### What to do
Transcribe all of the material below word for word and leave out its pictures.

⟨

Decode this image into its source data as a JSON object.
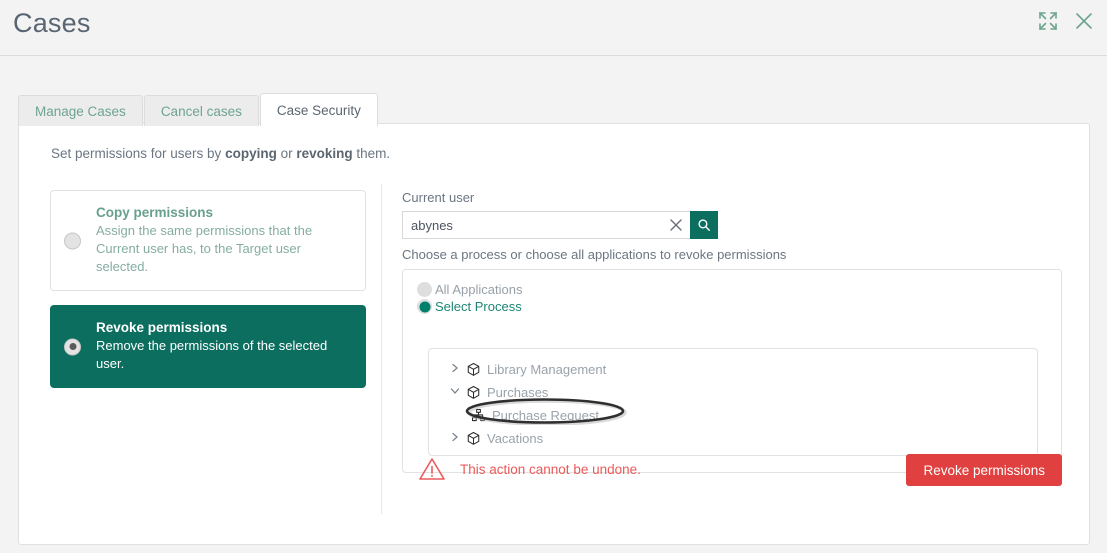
{
  "window": {
    "title": "Cases",
    "expand_icon": "expand-icon",
    "close_icon": "close-icon"
  },
  "tabs": [
    {
      "label": "Manage Cases",
      "active": false
    },
    {
      "label": "Cancel cases",
      "active": false
    },
    {
      "label": "Case Security",
      "active": true
    }
  ],
  "main": {
    "intro_prefix": "Set permissions for users by ",
    "intro_bold1": "copying",
    "intro_mid": " or ",
    "intro_bold2": "revoking",
    "intro_suffix": " them."
  },
  "permission_options": [
    {
      "title": "Copy permissions",
      "description": "Assign the same permissions that the Current user has, to the Target user selected.",
      "selected": false
    },
    {
      "title": "Revoke permissions",
      "description": "Remove the permissions of the selected user.",
      "selected": true
    }
  ],
  "current_user": {
    "label": "Current user",
    "value": "abynes",
    "placeholder": "Current user",
    "clear_icon": "clear-x-icon",
    "search_icon": "search-icon"
  },
  "process_section": {
    "instruction": "Choose a process or choose all applications to revoke permissions",
    "scope_options": [
      {
        "label": "All Applications",
        "selected": false
      },
      {
        "label": "Select Process",
        "selected": true
      }
    ],
    "tree": [
      {
        "label": "Library Management",
        "type": "application",
        "expanded": false,
        "depth": 0,
        "highlighted": false
      },
      {
        "label": "Purchases",
        "type": "application",
        "expanded": true,
        "depth": 0,
        "highlighted": false
      },
      {
        "label": "Purchase Request",
        "type": "process",
        "depth": 1,
        "highlighted": true
      },
      {
        "label": "Vacations",
        "type": "application",
        "expanded": false,
        "depth": 0,
        "highlighted": false
      }
    ]
  },
  "footer": {
    "warning_icon": "warning-triangle-icon",
    "warning_text": "This action cannot be undone.",
    "revoke_button": "Revoke permissions"
  },
  "colors": {
    "teal": "#0b6e5f",
    "teal_accent": "#00806b",
    "tab_text": "#6ea48f",
    "danger": "#e0403f",
    "warning_text": "#eb5a5a",
    "body_text": "#6b7682",
    "page_bg": "#f3f3f3"
  }
}
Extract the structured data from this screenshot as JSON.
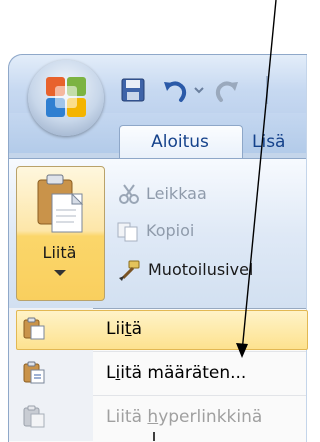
{
  "tabs": [
    {
      "label": "Aloitus",
      "selected": true
    },
    {
      "label": "Lisä",
      "selected": false
    }
  ],
  "clipboard": {
    "paste_label": "Liitä",
    "cut_label": "Leikkaa",
    "copy_label": "Kopioi",
    "format_painter_label": "Muotoilusivel"
  },
  "paste_menu": {
    "items": [
      {
        "pre": "Lii",
        "accel": "t",
        "post": "ä",
        "enabled": true,
        "highlighted": true
      },
      {
        "pre": "L",
        "accel": "i",
        "post": "itä määräten...",
        "enabled": true,
        "highlighted": false
      },
      {
        "pre": "Liitä ",
        "accel": "h",
        "post": "yperlinkkinä",
        "enabled": false,
        "highlighted": false
      }
    ]
  },
  "icons": {
    "office_button": "office-logo-icon",
    "save": "save-icon",
    "undo": "undo-icon",
    "redo": "redo-icon",
    "paste": "clipboard-paste-icon",
    "cut": "scissors-icon",
    "copy": "copy-icon",
    "format_painter": "paintbrush-icon"
  },
  "colors": {
    "tab_text": "#15428b",
    "menu_highlight": "#fde28f",
    "disabled_text": "#a0a0a0",
    "annotation_line": "#000000"
  }
}
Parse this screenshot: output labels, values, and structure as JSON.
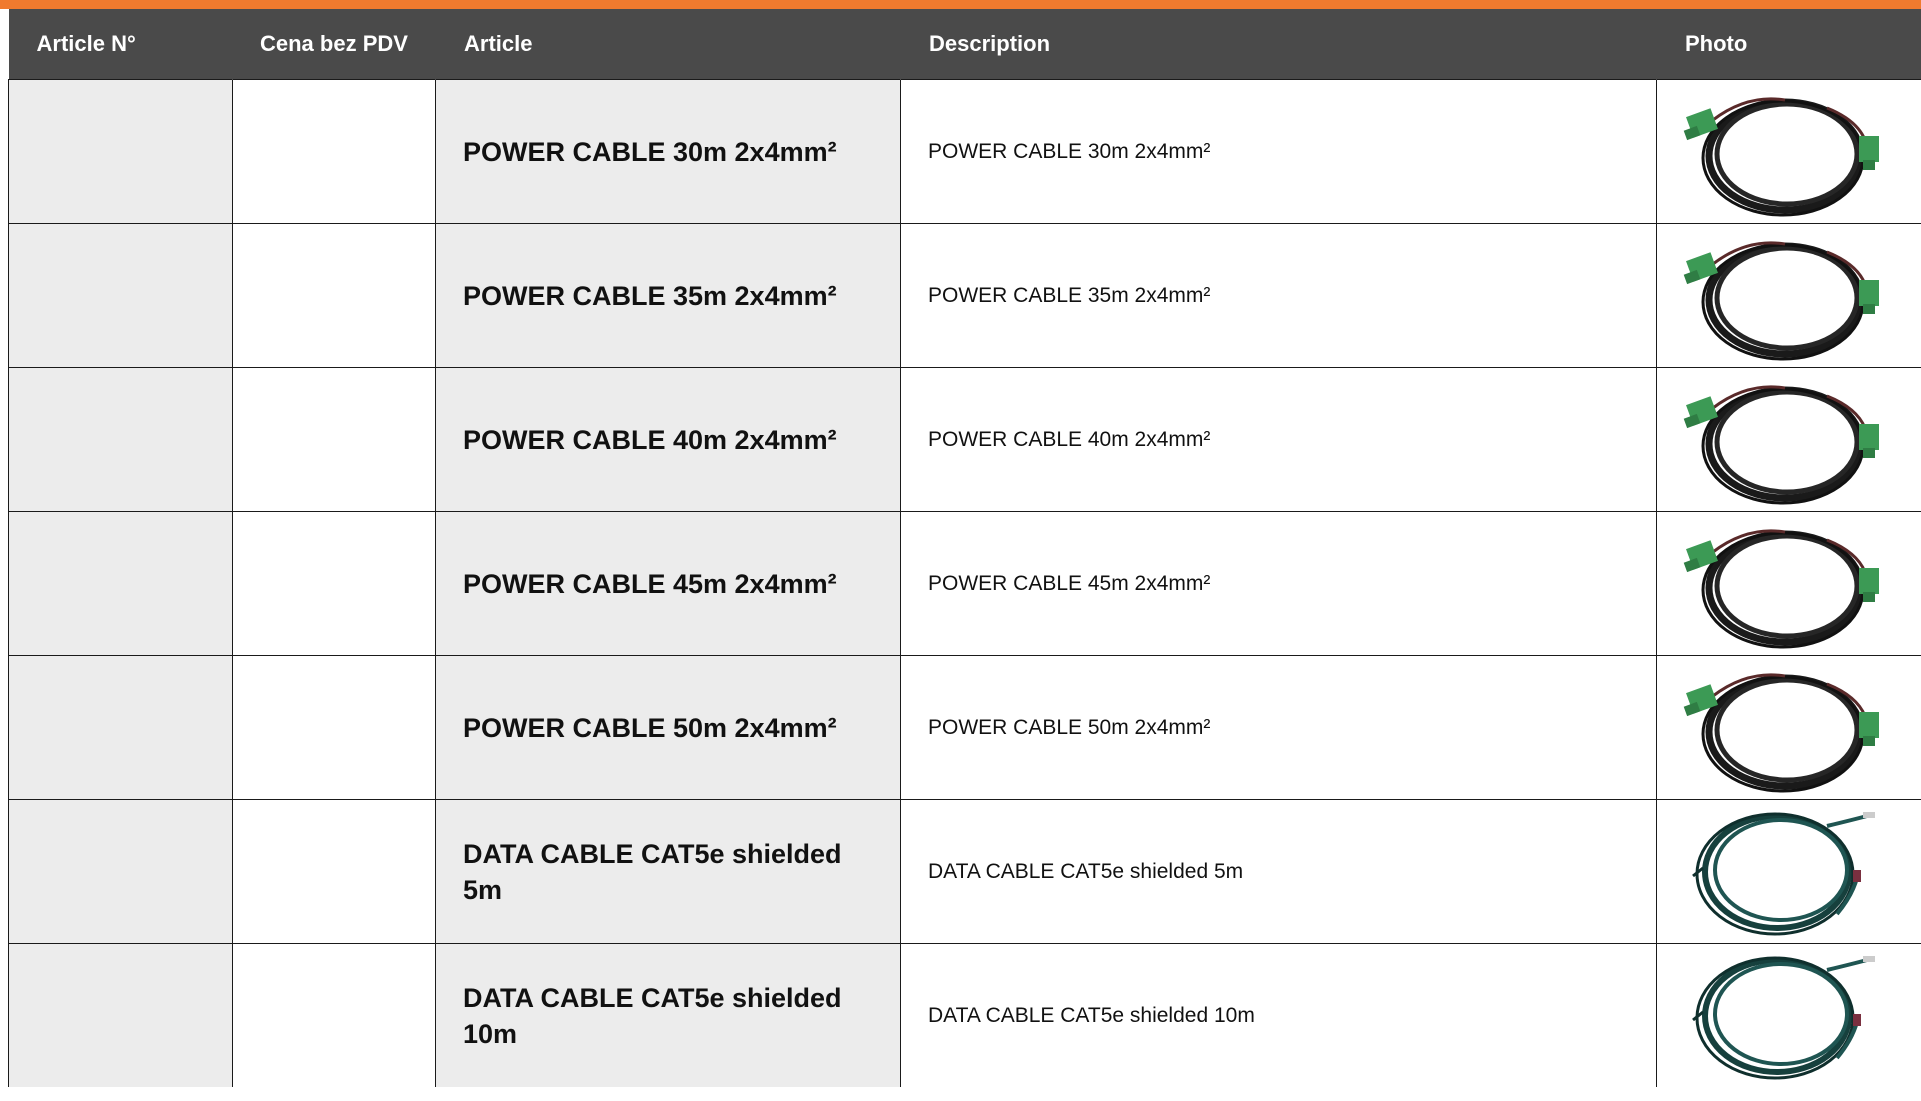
{
  "header": {
    "article_no": "Article N°",
    "price": "Cena bez PDV",
    "article": "Article",
    "description": "Description",
    "photo": "Photo"
  },
  "rows": [
    {
      "article_no": "",
      "price": "",
      "article": "POWER CABLE 30m 2x4mm²",
      "description": "POWER CABLE 30m 2x4mm²",
      "photo_icon": "power-cable-photo"
    },
    {
      "article_no": "",
      "price": "",
      "article": "POWER CABLE 35m 2x4mm²",
      "description": "POWER CABLE 35m 2x4mm²",
      "photo_icon": "power-cable-photo"
    },
    {
      "article_no": "",
      "price": "",
      "article": "POWER CABLE 40m 2x4mm²",
      "description": "POWER CABLE 40m 2x4mm²",
      "photo_icon": "power-cable-photo"
    },
    {
      "article_no": "",
      "price": "",
      "article": "POWER CABLE 45m 2x4mm²",
      "description": "POWER CABLE 45m 2x4mm²",
      "photo_icon": "power-cable-photo"
    },
    {
      "article_no": "",
      "price": "",
      "article": "POWER CABLE 50m 2x4mm²",
      "description": "POWER CABLE 50m 2x4mm²",
      "photo_icon": "power-cable-photo"
    },
    {
      "article_no": "",
      "price": "",
      "article": "DATA CABLE CAT5e shielded 5m",
      "description": "DATA CABLE CAT5e shielded 5m",
      "photo_icon": "data-cable-photo"
    },
    {
      "article_no": "",
      "price": "",
      "article": "DATA CABLE CAT5e shielded 10m",
      "description": "DATA CABLE CAT5e shielded 10m",
      "photo_icon": "data-cable-photo"
    }
  ],
  "colors": {
    "accent_bar": "#f07a2e",
    "header_bg": "#4a4a4a",
    "shaded_cell": "#ececec"
  }
}
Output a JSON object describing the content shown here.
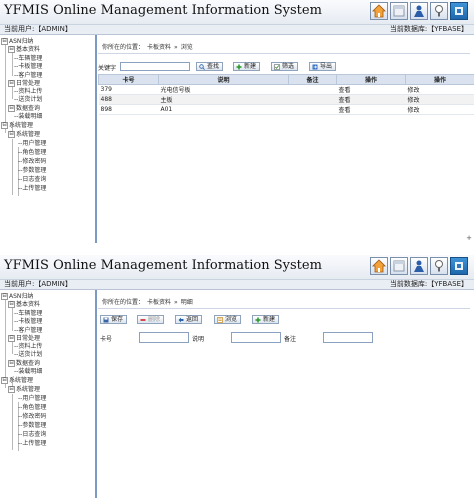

⟩

### Solution below
Decode this image into its source data as a JSON object.
{
  "window": {
    "title": "Cases",
    "expand_icon": "expand-icon",
    "close_icon": "close-icon"
  },
  "tabs": [
    {
      "label": "Manage Cases",
      "active": false
    },
    {
      "label": "Cancel cases",
      "active": false
    },
    {
      "label": "Case Security",
      "active": true
    }
  ],
  "main": {
    "intro_prefix": "Set permissions for users by ",
    "intro_bold1": "copying",
    "intro_mid": " or ",
    "intro_bold2": "revoking",
    "intro_suffix": " them."
  },
  "permission_options": [
    {
      "title": "Copy permissions",
      "description": "Assign the same permissions that the Current user has, to the Target user selected.",
      "selected": false
    },
    {
      "title": "Revoke permissions",
      "description": "Remove the permissions of the selected user.",
      "selected": true
    }
  ],
  "current_user": {
    "label": "Current user",
    "value": "abynes",
    "placeholder": "Current user",
    "clear_icon": "clear-x-icon",
    "search_icon": "search-icon"
  },
  "process_section": {
    "instruction": "Choose a process or choose all applications to revoke permissions",
    "scope_options": [
      {
        "label": "All Applications",
        "selected": false
      },
      {
        "label": "Select Process",
        "selected": true
      }
    ],
    "tree": [
      {
        "label": "Library Management",
        "type": "application",
        "expanded": false,
        "depth": 0,
        "highlighted": false
      },
      {
        "label": "Purchases",
        "type": "application",
        "expanded": true,
        "depth": 0,
        "highlighted": false
      },
      {
        "label": "Purchase Request",
        "type": "process",
        "depth": 1,
        "highlighted": true
      },
      {
        "label": "Vacations",
        "type": "application",
        "expanded": false,
        "depth": 0,
        "highlighted": false
      }
    ]
  },
  "footer": {
    "warning_icon": "warning-triangle-icon",
    "warning_text": "This action cannot be undone.",
    "revoke_button": "Revoke permissions"
  },
  "colors": {
    "teal": "#0b6e5f",
    "teal_accent": "#00806b",
    "tab_text": "#6ea48f",
    "danger": "#e0403f",
    "warning_text": "#eb5a5a",
    "body_text": "#6b7682",
    "page_bg": "#f3f3f3"
  }
}
Extract the structured data from this screenshot as JSON.
{
  "tabs": [
    {
      "label": "Aloitus",
      "selected": true
    },
    {
      "label": "Lisä",
      "selected": false
    }
  ],
  "clipboard": {
    "paste_label": "Liitä",
    "cut_label": "Leikkaa",
    "copy_label": "Kopioi",
    "format_painter_label": "Muotoilusivel"
  },
  "paste_menu": {
    "items": [
      {
        "pre": "Lii",
        "accel": "t",
        "post": "ä",
        "enabled": true,
        "highlighted": true
      },
      {
        "pre": "L",
        "accel": "i",
        "post": "itä määräten...",
        "enabled": true,
        "highlighted": false
      },
      {
        "pre": "Liitä ",
        "accel": "h",
        "post": "yperlinkkinä",
        "enabled": false,
        "highlighted": false
      }
    ]
  },
  "icons": {
    "office_button": "office-logo-icon",
    "save": "save-icon",
    "undo": "undo-icon",
    "redo": "redo-icon",
    "paste": "clipboard-paste-icon",
    "cut": "scissors-icon",
    "copy": "copy-icon",
    "format_painter": "paintbrush-icon"
  },
  "colors": {
    "tab_text": "#15428b",
    "menu_highlight": "#fde28f",
    "disabled_text": "#a0a0a0",
    "annotation_line": "#000000"
  }
}
Parse this screenshot: output labels, values, and structure as JSON.
{
  "header": {
    "article_no": "Article N°",
    "price": "Cena bez PDV",
    "article": "Article",
    "description": "Description",
    "photo": "Photo"
  },
  "rows": [
    {
      "article_no": "",
      "price": "",
      "article": "POWER CABLE 30m 2x4mm²",
      "description": "POWER CABLE 30m 2x4mm²",
      "photo_icon": "power-cable-photo"
    },
    {
      "article_no": "",
      "price": "",
      "article": "POWER CABLE 35m 2x4mm²",
      "description": "POWER CABLE 35m 2x4mm²",
      "photo_icon": "power-cable-photo"
    },
    {
      "article_no": "",
      "price": "",
      "article": "POWER CABLE 40m 2x4mm²",
      "description": "POWER CABLE 40m 2x4mm²",
      "photo_icon": "power-cable-photo"
    },
    {
      "article_no": "",
      "price": "",
      "article": "POWER CABLE 45m 2x4mm²",
      "description": "POWER CABLE 45m 2x4mm²",
      "photo_icon": "power-cable-photo"
    },
    {
      "article_no": "",
      "price": "",
      "article": "POWER CABLE 50m 2x4mm²",
      "description": "POWER CABLE 50m 2x4mm²",
      "photo_icon": "power-cable-photo"
    },
    {
      "article_no": "",
      "price": "",
      "article": "DATA CABLE CAT5e shielded 5m",
      "description": "DATA CABLE CAT5e shielded 5m",
      "photo_icon": "data-cable-photo"
    },
    {
      "article_no": "",
      "price": "",
      "article": "DATA CABLE CAT5e shielded 10m",
      "description": "DATA CABLE CAT5e shielded 10m",
      "photo_icon": "data-cable-photo"
    }
  ],
  "colors": {
    "accent_bar": "#f07a2e",
    "header_bg": "#4a4a4a",
    "shaded_cell": "#ececec"
  }
}
Output a JSON object describing the content shown here.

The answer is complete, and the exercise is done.